Problem details:
Leaving the pictures aside, transcribe every line below exactly.

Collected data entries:
>>>>

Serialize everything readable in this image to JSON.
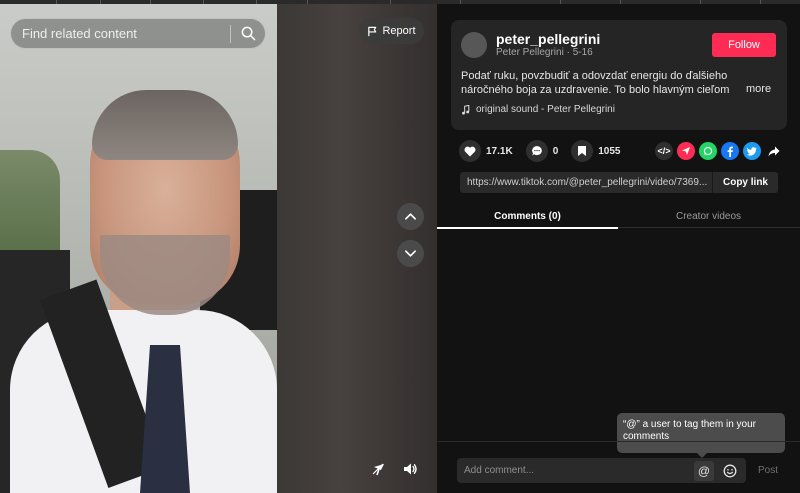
{
  "search": {
    "placeholder": "Find related content"
  },
  "video": {
    "report_label": "Report"
  },
  "post": {
    "username": "peter_pellegrini",
    "display_name": "Peter Pellegrini",
    "separator": " · ",
    "date": "5-16",
    "follow_label": "Follow",
    "description": "Podať ruku, povzbudiť a odovzdať energiu do ďalšieho náročného boja za uzdravenie. To bolo hlavným cieľom",
    "more_label": "more",
    "sound": "original sound - Peter Pellegrini"
  },
  "actions": {
    "likes": "17.1K",
    "comments": "0",
    "saves": "1055"
  },
  "share": {
    "embed_icon": "</>",
    "icons": [
      "send-icon",
      "whatsapp-icon",
      "facebook-icon",
      "twitter-icon",
      "share-arrow-icon"
    ],
    "colors": {
      "send": "#fe2c55",
      "whatsapp": "#25d366",
      "facebook": "#1877f2",
      "twitter": "#1d9bf0"
    }
  },
  "link": {
    "url": "https://www.tiktok.com/@peter_pellegrini/video/7369...",
    "copy_label": "Copy link"
  },
  "tabs": {
    "comments": "Comments (0)",
    "creator": "Creator videos"
  },
  "tooltip": {
    "text": "“@” a user to tag them in your comments"
  },
  "comment": {
    "placeholder": "Add comment...",
    "at_symbol": "@",
    "post_label": "Post"
  },
  "colors": {
    "accent": "#fe2c55",
    "panel_bg": "#121212",
    "card_bg": "#252525"
  }
}
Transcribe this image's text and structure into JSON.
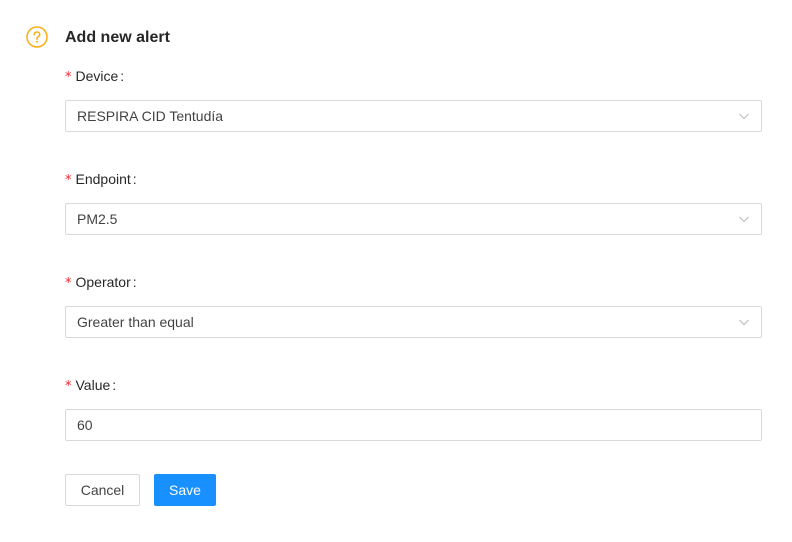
{
  "dialog": {
    "title": "Add new alert",
    "icon": "question-circle-icon",
    "icon_color": "#faad14"
  },
  "form": {
    "required_mark": "*",
    "colon": ":",
    "device": {
      "label": "Device",
      "value": "RESPIRA CID Tentudía"
    },
    "endpoint": {
      "label": "Endpoint",
      "value": "PM2.5"
    },
    "operator": {
      "label": "Operator",
      "value": "Greater than equal"
    },
    "value": {
      "label": "Value",
      "value": "60"
    }
  },
  "actions": {
    "cancel_label": "Cancel",
    "save_label": "Save",
    "primary_color": "#1890ff"
  }
}
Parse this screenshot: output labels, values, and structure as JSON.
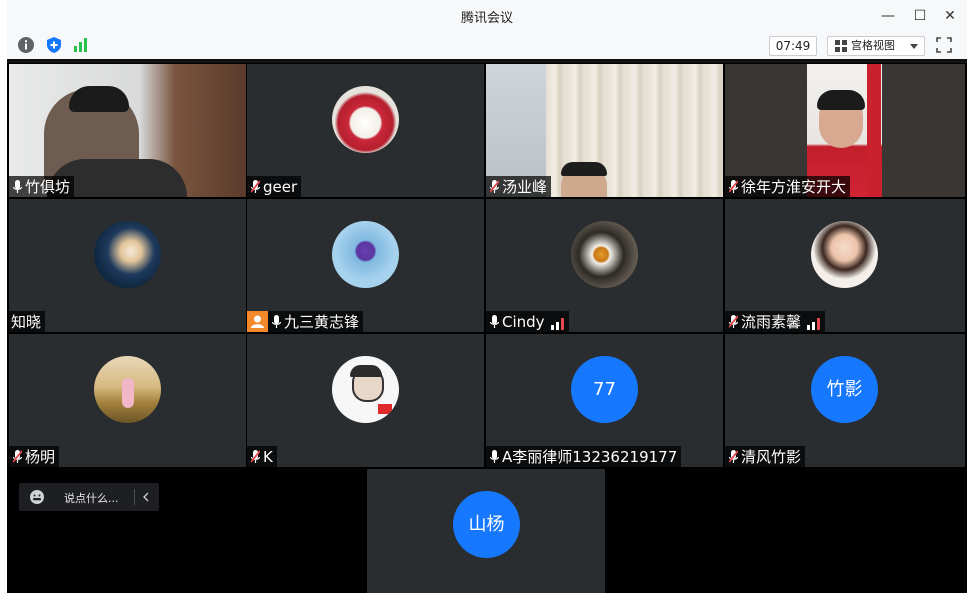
{
  "window": {
    "title": "腾讯会议",
    "minimize": "—",
    "maximize": "☐",
    "close": "✕"
  },
  "toolbar": {
    "time": "07:49",
    "view_label": "宫格视图",
    "info_icon": "info-icon",
    "shield_icon": "shield-icon",
    "signal_icon": "signal-icon",
    "colors": {
      "shield": "#1677ff",
      "signal": "#27c24c"
    }
  },
  "participants": [
    {
      "name": "竹俱坊",
      "mic": "on"
    },
    {
      "name": "geer",
      "mic": "muted"
    },
    {
      "name": "汤业峰",
      "mic": "muted"
    },
    {
      "name": "徐年方淮安开大",
      "mic": "muted"
    },
    {
      "name": "知晓",
      "mic": "none"
    },
    {
      "name": "九三黄志锋",
      "mic": "on",
      "host_badge": true
    },
    {
      "name": "Cindy",
      "mic": "on",
      "signal": true
    },
    {
      "name": "流雨素馨",
      "mic": "muted",
      "signal": true
    },
    {
      "name": "杨明",
      "mic": "muted"
    },
    {
      "name": "K",
      "mic": "muted"
    },
    {
      "name": "A李丽律师13236219177",
      "mic": "on",
      "avatar_text": "77"
    },
    {
      "name": "清风竹影",
      "mic": "muted",
      "avatar_text": "竹影"
    },
    {
      "name": "",
      "avatar_text": "山杨"
    }
  ],
  "chat": {
    "placeholder": "说点什么..."
  },
  "colors": {
    "tile_bg": "#2a2d30",
    "avatar_blue": "#1677ff",
    "muted_red": "#e5484d"
  }
}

<<<<

Result of the task:
Serialize everything readable in this image to JSON.
{
  "search": {
    "placeholder": "Find related content"
  },
  "video": {
    "report_label": "Report"
  },
  "post": {
    "username": "peter_pellegrini",
    "display_name": "Peter Pellegrini",
    "separator": " · ",
    "date": "5-16",
    "follow_label": "Follow",
    "description": "Podať ruku, povzbudiť a odovzdať energiu do ďalšieho náročného boja za uzdravenie. To bolo hlavným cieľom",
    "more_label": "more",
    "sound": "original sound - Peter Pellegrini"
  },
  "actions": {
    "likes": "17.1K",
    "comments": "0",
    "saves": "1055"
  },
  "share": {
    "embed_icon": "</>",
    "icons": [
      "send-icon",
      "whatsapp-icon",
      "facebook-icon",
      "twitter-icon",
      "share-arrow-icon"
    ],
    "colors": {
      "send": "#fe2c55",
      "whatsapp": "#25d366",
      "facebook": "#1877f2",
      "twitter": "#1d9bf0"
    }
  },
  "link": {
    "url": "https://www.tiktok.com/@peter_pellegrini/video/7369...",
    "copy_label": "Copy link"
  },
  "tabs": {
    "comments": "Comments (0)",
    "creator": "Creator videos"
  },
  "tooltip": {
    "text": "“@” a user to tag them in your comments"
  },
  "comment": {
    "placeholder": "Add comment...",
    "at_symbol": "@",
    "post_label": "Post"
  },
  "colors": {
    "accent": "#fe2c55",
    "panel_bg": "#121212",
    "card_bg": "#252525"
  }
}
Transcribe this image's text and structure into JSON.
{
  "dialog": {
    "title": "Add new alert",
    "icon": "question-circle-icon",
    "icon_color": "#faad14"
  },
  "form": {
    "required_mark": "*",
    "colon": ":",
    "device": {
      "label": "Device",
      "value": "RESPIRA CID Tentudía"
    },
    "endpoint": {
      "label": "Endpoint",
      "value": "PM2.5"
    },
    "operator": {
      "label": "Operator",
      "value": "Greater than equal"
    },
    "value": {
      "label": "Value",
      "value": "60"
    }
  },
  "actions": {
    "cancel_label": "Cancel",
    "save_label": "Save",
    "primary_color": "#1890ff"
  }
}
Parse this screenshot: output labels, values, and structure as JSON.
{
  "window": {
    "title": "腾讯会议",
    "minimize": "—",
    "maximize": "☐",
    "close": "✕"
  },
  "toolbar": {
    "time": "07:49",
    "view_label": "宫格视图",
    "info_icon": "info-icon",
    "shield_icon": "shield-icon",
    "signal_icon": "signal-icon",
    "colors": {
      "shield": "#1677ff",
      "signal": "#27c24c"
    }
  },
  "participants": [
    {
      "name": "竹俱坊",
      "mic": "on"
    },
    {
      "name": "geer",
      "mic": "muted"
    },
    {
      "name": "汤业峰",
      "mic": "muted"
    },
    {
      "name": "徐年方淮安开大",
      "mic": "muted"
    },
    {
      "name": "知晓",
      "mic": "none"
    },
    {
      "name": "九三黄志锋",
      "mic": "on",
      "host_badge": true
    },
    {
      "name": "Cindy",
      "mic": "on",
      "signal": true
    },
    {
      "name": "流雨素馨",
      "mic": "muted",
      "signal": true
    },
    {
      "name": "杨明",
      "mic": "muted"
    },
    {
      "name": "K",
      "mic": "muted"
    },
    {
      "name": "A李丽律师13236219177",
      "mic": "on",
      "avatar_text": "77"
    },
    {
      "name": "清风竹影",
      "mic": "muted",
      "avatar_text": "竹影"
    },
    {
      "name": "",
      "avatar_text": "山杨"
    }
  ],
  "chat": {
    "placeholder": "说点什么..."
  },
  "colors": {
    "tile_bg": "#2a2d30",
    "avatar_blue": "#1677ff",
    "muted_red": "#e5484d"
  }
}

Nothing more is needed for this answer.